╭──

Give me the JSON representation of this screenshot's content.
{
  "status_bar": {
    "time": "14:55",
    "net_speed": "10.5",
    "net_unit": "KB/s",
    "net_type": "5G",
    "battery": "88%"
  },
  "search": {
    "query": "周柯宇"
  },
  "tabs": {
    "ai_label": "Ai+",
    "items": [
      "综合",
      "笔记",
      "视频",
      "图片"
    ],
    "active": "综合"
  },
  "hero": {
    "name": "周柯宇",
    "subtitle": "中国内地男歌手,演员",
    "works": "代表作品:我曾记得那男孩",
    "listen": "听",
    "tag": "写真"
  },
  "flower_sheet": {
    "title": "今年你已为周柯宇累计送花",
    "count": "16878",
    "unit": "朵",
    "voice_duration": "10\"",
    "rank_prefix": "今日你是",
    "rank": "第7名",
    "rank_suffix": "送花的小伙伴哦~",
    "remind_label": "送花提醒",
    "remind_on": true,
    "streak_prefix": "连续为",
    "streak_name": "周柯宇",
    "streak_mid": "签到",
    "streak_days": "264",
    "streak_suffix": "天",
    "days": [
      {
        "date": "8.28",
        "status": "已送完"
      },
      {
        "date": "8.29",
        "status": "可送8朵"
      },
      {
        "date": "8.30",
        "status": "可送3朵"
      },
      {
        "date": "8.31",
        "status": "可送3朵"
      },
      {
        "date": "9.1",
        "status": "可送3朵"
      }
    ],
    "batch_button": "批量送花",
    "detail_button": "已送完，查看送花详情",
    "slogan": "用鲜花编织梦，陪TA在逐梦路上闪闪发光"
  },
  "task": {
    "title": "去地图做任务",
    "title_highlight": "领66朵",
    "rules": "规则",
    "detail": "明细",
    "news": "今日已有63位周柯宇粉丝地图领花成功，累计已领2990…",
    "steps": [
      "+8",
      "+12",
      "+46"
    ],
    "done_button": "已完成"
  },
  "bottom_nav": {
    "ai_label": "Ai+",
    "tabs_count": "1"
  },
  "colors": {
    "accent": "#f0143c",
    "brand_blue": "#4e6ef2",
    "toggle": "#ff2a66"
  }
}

╰──

__Problem details__. Copy every line of the listing containing the string "date".

__Result below__.
        "date": "8.28",
        "date": "8.29",
        "date": "8.30",
        "date": "8.31",
        "date": "9.1",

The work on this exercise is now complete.